- [EXERCISE BRIEF]:
Scan the material for the word "Size", and copy each line where it shows up.

- [RECORDS FOR THE EXERCISE]:
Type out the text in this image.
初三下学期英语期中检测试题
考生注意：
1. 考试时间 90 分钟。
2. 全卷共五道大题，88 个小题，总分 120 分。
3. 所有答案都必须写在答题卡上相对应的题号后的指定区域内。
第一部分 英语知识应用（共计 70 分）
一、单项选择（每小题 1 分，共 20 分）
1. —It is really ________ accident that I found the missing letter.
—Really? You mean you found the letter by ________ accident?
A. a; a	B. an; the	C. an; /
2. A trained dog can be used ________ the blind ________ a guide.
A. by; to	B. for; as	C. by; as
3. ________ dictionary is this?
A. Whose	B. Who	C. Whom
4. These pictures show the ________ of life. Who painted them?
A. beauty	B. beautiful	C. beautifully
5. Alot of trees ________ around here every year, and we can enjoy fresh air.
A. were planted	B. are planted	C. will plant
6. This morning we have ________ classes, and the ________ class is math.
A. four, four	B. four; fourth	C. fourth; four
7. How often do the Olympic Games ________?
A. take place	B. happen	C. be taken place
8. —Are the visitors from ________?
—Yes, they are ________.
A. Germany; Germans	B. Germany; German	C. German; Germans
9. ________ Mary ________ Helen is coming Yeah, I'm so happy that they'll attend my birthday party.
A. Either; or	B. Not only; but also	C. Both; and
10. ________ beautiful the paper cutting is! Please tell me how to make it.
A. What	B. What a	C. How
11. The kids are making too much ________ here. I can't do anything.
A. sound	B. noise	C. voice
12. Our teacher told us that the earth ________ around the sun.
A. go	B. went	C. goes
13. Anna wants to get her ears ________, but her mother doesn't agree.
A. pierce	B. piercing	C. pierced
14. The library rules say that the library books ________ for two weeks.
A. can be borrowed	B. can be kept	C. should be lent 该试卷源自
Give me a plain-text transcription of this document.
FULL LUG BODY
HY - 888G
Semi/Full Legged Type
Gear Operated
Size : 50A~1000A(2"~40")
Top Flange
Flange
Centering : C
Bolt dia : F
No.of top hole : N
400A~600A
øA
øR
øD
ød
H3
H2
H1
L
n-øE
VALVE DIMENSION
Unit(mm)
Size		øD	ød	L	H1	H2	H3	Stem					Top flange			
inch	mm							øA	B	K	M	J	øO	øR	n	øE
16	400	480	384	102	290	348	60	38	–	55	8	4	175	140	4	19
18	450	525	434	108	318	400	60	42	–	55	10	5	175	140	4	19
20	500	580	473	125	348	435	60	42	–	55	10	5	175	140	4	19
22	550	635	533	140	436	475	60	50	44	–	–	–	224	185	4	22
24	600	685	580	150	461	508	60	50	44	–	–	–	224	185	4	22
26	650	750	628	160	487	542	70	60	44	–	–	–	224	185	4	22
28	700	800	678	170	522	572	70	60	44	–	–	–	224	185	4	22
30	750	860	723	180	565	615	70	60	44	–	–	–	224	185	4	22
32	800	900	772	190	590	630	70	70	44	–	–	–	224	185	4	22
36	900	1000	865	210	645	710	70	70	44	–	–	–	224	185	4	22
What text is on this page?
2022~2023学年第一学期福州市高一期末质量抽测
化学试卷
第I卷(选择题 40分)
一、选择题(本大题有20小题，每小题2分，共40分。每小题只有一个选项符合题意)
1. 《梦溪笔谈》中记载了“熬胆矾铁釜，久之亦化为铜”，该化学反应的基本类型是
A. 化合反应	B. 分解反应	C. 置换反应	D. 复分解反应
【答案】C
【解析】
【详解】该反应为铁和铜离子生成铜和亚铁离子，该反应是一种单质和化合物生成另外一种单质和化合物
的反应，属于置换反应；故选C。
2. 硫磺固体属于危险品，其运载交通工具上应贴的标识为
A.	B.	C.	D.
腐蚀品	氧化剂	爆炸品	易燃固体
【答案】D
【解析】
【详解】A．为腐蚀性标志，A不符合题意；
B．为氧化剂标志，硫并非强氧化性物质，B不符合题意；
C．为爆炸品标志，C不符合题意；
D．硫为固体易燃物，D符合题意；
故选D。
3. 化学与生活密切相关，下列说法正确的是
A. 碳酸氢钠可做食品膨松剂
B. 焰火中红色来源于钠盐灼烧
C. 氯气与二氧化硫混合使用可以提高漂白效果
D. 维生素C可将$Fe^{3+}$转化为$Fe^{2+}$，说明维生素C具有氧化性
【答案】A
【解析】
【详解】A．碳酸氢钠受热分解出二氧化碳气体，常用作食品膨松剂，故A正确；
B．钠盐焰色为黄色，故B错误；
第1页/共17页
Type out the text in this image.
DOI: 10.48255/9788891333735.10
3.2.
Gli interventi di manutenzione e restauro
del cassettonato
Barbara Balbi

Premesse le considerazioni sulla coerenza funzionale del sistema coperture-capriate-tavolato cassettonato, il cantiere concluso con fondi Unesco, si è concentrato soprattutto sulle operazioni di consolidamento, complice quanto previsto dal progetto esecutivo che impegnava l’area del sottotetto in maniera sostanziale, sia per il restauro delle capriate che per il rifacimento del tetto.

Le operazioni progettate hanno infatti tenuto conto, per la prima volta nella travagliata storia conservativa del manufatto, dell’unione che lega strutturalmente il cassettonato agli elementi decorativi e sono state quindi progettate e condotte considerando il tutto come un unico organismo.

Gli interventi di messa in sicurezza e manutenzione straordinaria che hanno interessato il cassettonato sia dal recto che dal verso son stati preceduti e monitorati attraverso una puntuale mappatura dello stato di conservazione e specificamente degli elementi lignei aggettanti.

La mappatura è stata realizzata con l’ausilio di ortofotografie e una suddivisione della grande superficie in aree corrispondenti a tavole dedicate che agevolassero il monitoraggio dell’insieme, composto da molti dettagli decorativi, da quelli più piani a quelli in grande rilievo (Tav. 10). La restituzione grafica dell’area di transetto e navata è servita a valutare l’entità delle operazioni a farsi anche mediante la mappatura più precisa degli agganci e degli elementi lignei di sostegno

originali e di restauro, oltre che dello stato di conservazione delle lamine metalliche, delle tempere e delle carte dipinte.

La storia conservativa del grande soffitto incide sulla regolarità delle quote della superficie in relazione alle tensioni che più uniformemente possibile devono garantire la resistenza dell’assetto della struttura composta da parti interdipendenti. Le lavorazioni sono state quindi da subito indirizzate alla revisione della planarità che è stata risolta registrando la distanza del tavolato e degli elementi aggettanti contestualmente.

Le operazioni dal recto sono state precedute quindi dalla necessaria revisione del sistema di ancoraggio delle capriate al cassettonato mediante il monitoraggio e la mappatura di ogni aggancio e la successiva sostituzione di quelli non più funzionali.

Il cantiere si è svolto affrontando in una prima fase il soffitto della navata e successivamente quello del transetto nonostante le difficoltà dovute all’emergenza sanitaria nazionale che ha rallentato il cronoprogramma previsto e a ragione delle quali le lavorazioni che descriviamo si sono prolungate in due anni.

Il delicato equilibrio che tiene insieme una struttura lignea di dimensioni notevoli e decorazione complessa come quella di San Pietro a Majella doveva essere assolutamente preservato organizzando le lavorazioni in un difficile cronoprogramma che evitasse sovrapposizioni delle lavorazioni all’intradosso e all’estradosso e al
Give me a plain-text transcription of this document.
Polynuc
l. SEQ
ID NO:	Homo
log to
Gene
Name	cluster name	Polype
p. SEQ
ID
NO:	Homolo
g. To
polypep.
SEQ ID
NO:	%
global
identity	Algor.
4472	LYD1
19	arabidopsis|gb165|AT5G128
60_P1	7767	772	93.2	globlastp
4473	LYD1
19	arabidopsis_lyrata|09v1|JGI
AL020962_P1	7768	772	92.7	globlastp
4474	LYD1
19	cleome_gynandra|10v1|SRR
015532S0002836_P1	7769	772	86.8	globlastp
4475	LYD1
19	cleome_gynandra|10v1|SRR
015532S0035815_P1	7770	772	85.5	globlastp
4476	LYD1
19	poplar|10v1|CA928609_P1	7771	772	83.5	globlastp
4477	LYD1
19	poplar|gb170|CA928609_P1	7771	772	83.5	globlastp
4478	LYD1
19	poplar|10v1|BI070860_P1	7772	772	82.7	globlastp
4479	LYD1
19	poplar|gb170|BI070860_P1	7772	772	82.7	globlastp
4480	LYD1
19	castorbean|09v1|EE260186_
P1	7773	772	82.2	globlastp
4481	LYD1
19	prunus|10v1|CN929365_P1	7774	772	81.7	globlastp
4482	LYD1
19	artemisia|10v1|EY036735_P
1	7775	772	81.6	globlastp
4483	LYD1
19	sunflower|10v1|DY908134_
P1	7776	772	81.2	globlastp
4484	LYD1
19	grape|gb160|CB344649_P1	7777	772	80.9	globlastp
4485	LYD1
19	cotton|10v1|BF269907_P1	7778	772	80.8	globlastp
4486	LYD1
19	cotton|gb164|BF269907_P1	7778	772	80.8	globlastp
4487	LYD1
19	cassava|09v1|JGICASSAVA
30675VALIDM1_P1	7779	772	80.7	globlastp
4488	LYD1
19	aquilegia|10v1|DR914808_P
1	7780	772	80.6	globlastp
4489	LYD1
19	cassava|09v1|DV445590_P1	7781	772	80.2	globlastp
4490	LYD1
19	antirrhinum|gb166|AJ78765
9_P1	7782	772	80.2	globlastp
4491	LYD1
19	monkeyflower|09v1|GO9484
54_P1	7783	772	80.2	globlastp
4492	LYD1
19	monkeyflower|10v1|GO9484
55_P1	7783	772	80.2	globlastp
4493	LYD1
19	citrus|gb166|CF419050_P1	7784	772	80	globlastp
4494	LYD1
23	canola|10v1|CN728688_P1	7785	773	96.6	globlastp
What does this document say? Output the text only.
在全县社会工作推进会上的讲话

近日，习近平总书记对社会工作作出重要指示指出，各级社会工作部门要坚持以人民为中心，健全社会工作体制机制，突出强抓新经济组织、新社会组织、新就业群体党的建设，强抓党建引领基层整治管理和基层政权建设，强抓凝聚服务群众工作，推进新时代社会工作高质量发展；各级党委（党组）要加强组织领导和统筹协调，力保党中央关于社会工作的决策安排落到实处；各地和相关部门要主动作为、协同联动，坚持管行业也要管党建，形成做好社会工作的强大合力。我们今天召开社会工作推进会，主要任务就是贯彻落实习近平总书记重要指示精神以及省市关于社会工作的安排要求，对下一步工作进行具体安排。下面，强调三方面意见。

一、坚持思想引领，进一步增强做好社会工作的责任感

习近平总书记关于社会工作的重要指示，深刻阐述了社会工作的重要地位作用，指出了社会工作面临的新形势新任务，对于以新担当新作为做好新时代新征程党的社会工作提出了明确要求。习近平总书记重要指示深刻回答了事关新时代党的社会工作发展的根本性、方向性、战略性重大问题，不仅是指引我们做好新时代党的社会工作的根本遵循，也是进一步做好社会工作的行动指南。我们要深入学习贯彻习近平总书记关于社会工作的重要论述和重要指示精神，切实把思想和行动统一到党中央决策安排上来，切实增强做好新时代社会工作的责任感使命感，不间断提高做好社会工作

- [FULL SOLUTION]:
Size : 50A~1000A(2"~40")
Size		øD	ød	L	H1	H2	H3	Stem					Top flange			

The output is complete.